Provided material
* begin *

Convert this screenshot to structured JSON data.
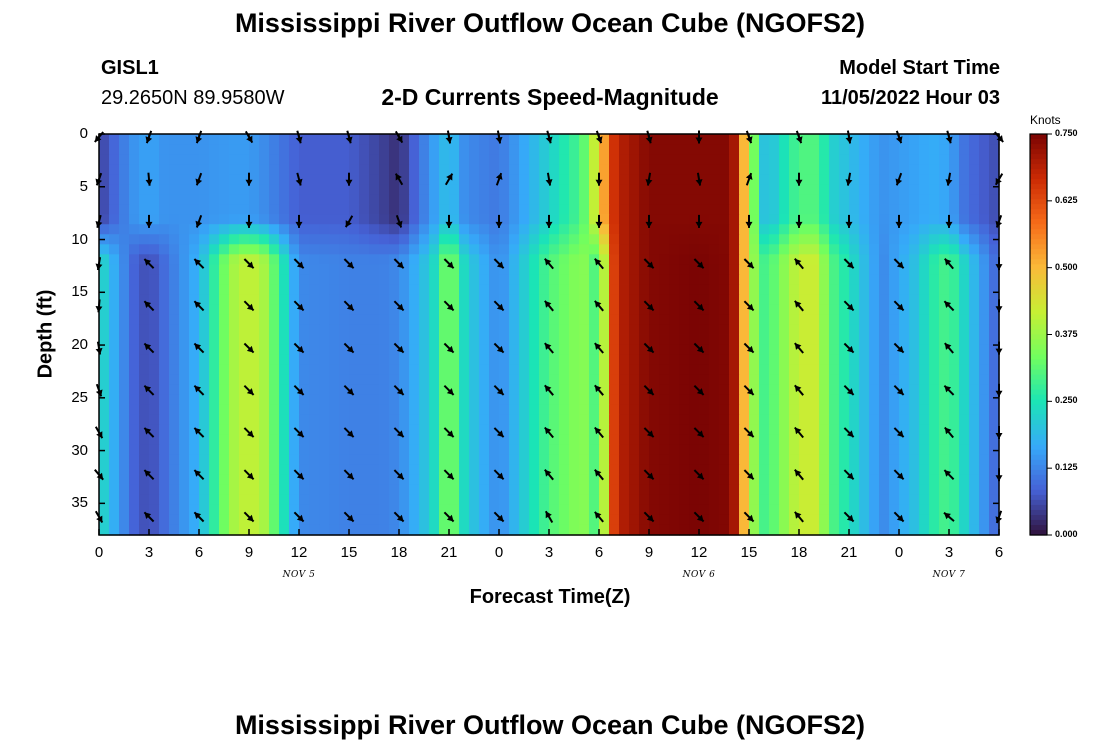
{
  "page": {
    "title_top": "Mississippi River Outflow Ocean Cube (NGOFS2)",
    "title_bottom": "Mississippi River Outflow Ocean Cube (NGOFS2)",
    "station_id": "GISL1",
    "station_coords": "29.2650N  89.9580W",
    "model_start_label": "Model Start Time",
    "model_start_value": "11/05/2022 Hour 03"
  },
  "chart_data": {
    "type": "heatmap",
    "title": "2-D Currents Speed-Magnitude",
    "xlabel": "Forecast Time(Z)",
    "ylabel": "Depth (ft)",
    "x_hours_range": [
      0,
      54
    ],
    "ylim": [
      0,
      38
    ],
    "y_reversed": true,
    "x_tick_hours": [
      0,
      3,
      6,
      9,
      12,
      15,
      18,
      21,
      24,
      27,
      30,
      33,
      36,
      39,
      42,
      45,
      48,
      51,
      54
    ],
    "x_tick_labels": [
      "0",
      "3",
      "6",
      "9",
      "12",
      "15",
      "18",
      "21",
      "0",
      "3",
      "6",
      "9",
      "12",
      "15",
      "18",
      "21",
      "0",
      "3",
      "6"
    ],
    "day_labels": [
      {
        "label": "NOV 5",
        "hour": 12
      },
      {
        "label": "NOV 6",
        "hour": 36
      },
      {
        "label": "NOV 7",
        "hour": 51
      }
    ],
    "y_ticks": [
      0,
      5,
      10,
      15,
      20,
      25,
      30,
      35
    ],
    "colorbar": {
      "unit": "Knots",
      "min": 0.0,
      "max": 0.75,
      "tick_values": [
        0.0,
        0.125,
        0.25,
        0.375,
        0.5,
        0.625,
        0.75
      ],
      "tick_labels": [
        "0.000",
        "0.125",
        "0.250",
        "0.375",
        "0.500",
        "0.625",
        "0.750"
      ],
      "colors": [
        "#30123b",
        "#4661d6",
        "#36aaf9",
        "#1be5b5",
        "#72fe5e",
        "#c7ef34",
        "#faba39",
        "#f66b19",
        "#cb2a04",
        "#7a0403"
      ]
    },
    "speed_profile": {
      "time_hours": [
        0,
        2,
        3,
        4,
        6,
        8,
        9,
        10,
        12,
        15,
        17,
        18,
        20,
        21,
        22,
        24,
        27,
        29,
        30,
        31,
        33,
        36,
        38,
        39,
        40,
        42,
        43,
        44,
        47,
        49,
        50,
        51,
        52,
        54
      ],
      "surface_kt": [
        0.05,
        0.14,
        0.16,
        0.14,
        0.14,
        0.15,
        0.15,
        0.13,
        0.08,
        0.08,
        0.05,
        0.03,
        0.15,
        0.2,
        0.13,
        0.11,
        0.22,
        0.3,
        0.46,
        0.68,
        0.74,
        0.74,
        0.74,
        0.4,
        0.18,
        0.3,
        0.3,
        0.22,
        0.14,
        0.16,
        0.17,
        0.16,
        0.1,
        0.06
      ],
      "deep_kt": [
        0.24,
        0.09,
        0.06,
        0.1,
        0.18,
        0.38,
        0.42,
        0.38,
        0.13,
        0.12,
        0.12,
        0.13,
        0.22,
        0.36,
        0.22,
        0.13,
        0.3,
        0.36,
        0.28,
        0.68,
        0.74,
        0.75,
        0.74,
        0.4,
        0.28,
        0.42,
        0.42,
        0.3,
        0.13,
        0.2,
        0.26,
        0.3,
        0.22,
        0.08
      ]
    },
    "vectors": {
      "time_hours": [
        0,
        3,
        6,
        9,
        12,
        15,
        18,
        21,
        24,
        27,
        30,
        33,
        36,
        39,
        42,
        45,
        48,
        51,
        54
      ],
      "depths_ft": [
        0,
        4,
        8,
        12,
        16,
        20,
        24,
        28,
        32,
        36
      ],
      "directions_deg": [
        [
          220,
          200,
          195,
          190,
          185,
          170,
          160,
          150,
          140,
          150
        ],
        [
          200,
          175,
          180,
          315,
          315,
          315,
          315,
          315,
          315,
          315
        ],
        [
          200,
          200,
          200,
          315,
          315,
          315,
          315,
          315,
          315,
          315
        ],
        [
          150,
          180,
          180,
          135,
          135,
          135,
          135,
          135,
          135,
          135
        ],
        [
          165,
          165,
          180,
          135,
          135,
          135,
          135,
          135,
          135,
          135
        ],
        [
          165,
          180,
          210,
          135,
          135,
          135,
          135,
          135,
          135,
          135
        ],
        [
          150,
          330,
          160,
          135,
          135,
          135,
          135,
          135,
          135,
          135
        ],
        [
          170,
          30,
          180,
          135,
          135,
          135,
          135,
          135,
          135,
          135
        ],
        [
          170,
          20,
          180,
          135,
          135,
          135,
          135,
          135,
          135,
          135
        ],
        [
          165,
          170,
          180,
          320,
          320,
          320,
          320,
          320,
          320,
          330
        ],
        [
          160,
          180,
          180,
          320,
          320,
          320,
          320,
          320,
          320,
          320
        ],
        [
          165,
          190,
          180,
          135,
          135,
          135,
          135,
          135,
          135,
          135
        ],
        [
          180,
          170,
          180,
          135,
          135,
          135,
          135,
          135,
          135,
          135
        ],
        [
          160,
          20,
          180,
          135,
          135,
          135,
          135,
          135,
          135,
          135
        ],
        [
          160,
          180,
          180,
          320,
          320,
          320,
          320,
          320,
          320,
          320
        ],
        [
          170,
          190,
          180,
          135,
          135,
          135,
          135,
          135,
          135,
          135
        ],
        [
          160,
          200,
          180,
          135,
          135,
          135,
          135,
          135,
          135,
          135
        ],
        [
          165,
          190,
          180,
          320,
          315,
          320,
          315,
          320,
          315,
          310
        ],
        [
          140,
          210,
          200,
          180,
          180,
          180,
          180,
          180,
          180,
          200
        ]
      ]
    }
  }
}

* end *

Exercise task
Pictures in the records above are not copied; print everything else exactly.

Response to this exercise
Convert this screenshot to structured JSON data.
{
  "page": {
    "title_top": "Mississippi River Outflow Ocean Cube (NGOFS2)",
    "title_bottom": "Mississippi River Outflow Ocean Cube (NGOFS2)",
    "station_id": "GISL1",
    "station_coords": "29.2650N  89.9580W",
    "model_start_label": "Model Start Time",
    "model_start_value": "11/05/2022 Hour 03"
  },
  "chart_data": {
    "type": "heatmap",
    "title": "2-D Currents Speed-Magnitude",
    "xlabel": "Forecast Time(Z)",
    "ylabel": "Depth (ft)",
    "x_hours_range": [
      0,
      54
    ],
    "ylim": [
      0,
      38
    ],
    "y_reversed": true,
    "x_tick_hours": [
      0,
      3,
      6,
      9,
      12,
      15,
      18,
      21,
      24,
      27,
      30,
      33,
      36,
      39,
      42,
      45,
      48,
      51,
      54
    ],
    "x_tick_labels": [
      "0",
      "3",
      "6",
      "9",
      "12",
      "15",
      "18",
      "21",
      "0",
      "3",
      "6",
      "9",
      "12",
      "15",
      "18",
      "21",
      "0",
      "3",
      "6"
    ],
    "day_labels": [
      {
        "label": "NOV 5",
        "hour": 12
      },
      {
        "label": "NOV 6",
        "hour": 36
      },
      {
        "label": "NOV 7",
        "hour": 51
      }
    ],
    "y_ticks": [
      0,
      5,
      10,
      15,
      20,
      25,
      30,
      35
    ],
    "colorbar": {
      "unit": "Knots",
      "min": 0.0,
      "max": 0.75,
      "tick_values": [
        0.0,
        0.125,
        0.25,
        0.375,
        0.5,
        0.625,
        0.75
      ],
      "tick_labels": [
        "0.000",
        "0.125",
        "0.250",
        "0.375",
        "0.500",
        "0.625",
        "0.750"
      ],
      "colors": [
        "#30123b",
        "#4661d6",
        "#36aaf9",
        "#1be5b5",
        "#72fe5e",
        "#c7ef34",
        "#faba39",
        "#f66b19",
        "#cb2a04",
        "#7a0403"
      ]
    },
    "speed_profile": {
      "time_hours": [
        0,
        2,
        3,
        4,
        6,
        8,
        9,
        10,
        12,
        15,
        17,
        18,
        20,
        21,
        22,
        24,
        27,
        29,
        30,
        31,
        33,
        36,
        38,
        39,
        40,
        42,
        43,
        44,
        47,
        49,
        50,
        51,
        52,
        54
      ],
      "surface_kt": [
        0.05,
        0.14,
        0.16,
        0.14,
        0.14,
        0.15,
        0.15,
        0.13,
        0.08,
        0.08,
        0.05,
        0.03,
        0.15,
        0.2,
        0.13,
        0.11,
        0.22,
        0.3,
        0.46,
        0.68,
        0.74,
        0.74,
        0.74,
        0.4,
        0.18,
        0.3,
        0.3,
        0.22,
        0.14,
        0.16,
        0.17,
        0.16,
        0.1,
        0.06
      ],
      "deep_kt": [
        0.24,
        0.09,
        0.06,
        0.1,
        0.18,
        0.38,
        0.42,
        0.38,
        0.13,
        0.12,
        0.12,
        0.13,
        0.22,
        0.36,
        0.22,
        0.13,
        0.3,
        0.36,
        0.28,
        0.68,
        0.74,
        0.75,
        0.74,
        0.4,
        0.28,
        0.42,
        0.42,
        0.3,
        0.13,
        0.2,
        0.26,
        0.3,
        0.22,
        0.08
      ]
    },
    "vectors": {
      "time_hours": [
        0,
        3,
        6,
        9,
        12,
        15,
        18,
        21,
        24,
        27,
        30,
        33,
        36,
        39,
        42,
        45,
        48,
        51,
        54
      ],
      "depths_ft": [
        0,
        4,
        8,
        12,
        16,
        20,
        24,
        28,
        32,
        36
      ],
      "directions_deg": [
        [
          220,
          200,
          195,
          190,
          185,
          170,
          160,
          150,
          140,
          150
        ],
        [
          200,
          175,
          180,
          315,
          315,
          315,
          315,
          315,
          315,
          315
        ],
        [
          200,
          200,
          200,
          315,
          315,
          315,
          315,
          315,
          315,
          315
        ],
        [
          150,
          180,
          180,
          135,
          135,
          135,
          135,
          135,
          135,
          135
        ],
        [
          165,
          165,
          180,
          135,
          135,
          135,
          135,
          135,
          135,
          135
        ],
        [
          165,
          180,
          210,
          135,
          135,
          135,
          135,
          135,
          135,
          135
        ],
        [
          150,
          330,
          160,
          135,
          135,
          135,
          135,
          135,
          135,
          135
        ],
        [
          170,
          30,
          180,
          135,
          135,
          135,
          135,
          135,
          135,
          135
        ],
        [
          170,
          20,
          180,
          135,
          135,
          135,
          135,
          135,
          135,
          135
        ],
        [
          165,
          170,
          180,
          320,
          320,
          320,
          320,
          320,
          320,
          330
        ],
        [
          160,
          180,
          180,
          320,
          320,
          320,
          320,
          320,
          320,
          320
        ],
        [
          165,
          190,
          180,
          135,
          135,
          135,
          135,
          135,
          135,
          135
        ],
        [
          180,
          170,
          180,
          135,
          135,
          135,
          135,
          135,
          135,
          135
        ],
        [
          160,
          20,
          180,
          135,
          135,
          135,
          135,
          135,
          135,
          135
        ],
        [
          160,
          180,
          180,
          320,
          320,
          320,
          320,
          320,
          320,
          320
        ],
        [
          170,
          190,
          180,
          135,
          135,
          135,
          135,
          135,
          135,
          135
        ],
        [
          160,
          200,
          180,
          135,
          135,
          135,
          135,
          135,
          135,
          135
        ],
        [
          165,
          190,
          180,
          320,
          315,
          320,
          315,
          320,
          315,
          310
        ],
        [
          140,
          210,
          200,
          180,
          180,
          180,
          180,
          180,
          180,
          200
        ]
      ]
    }
  }
}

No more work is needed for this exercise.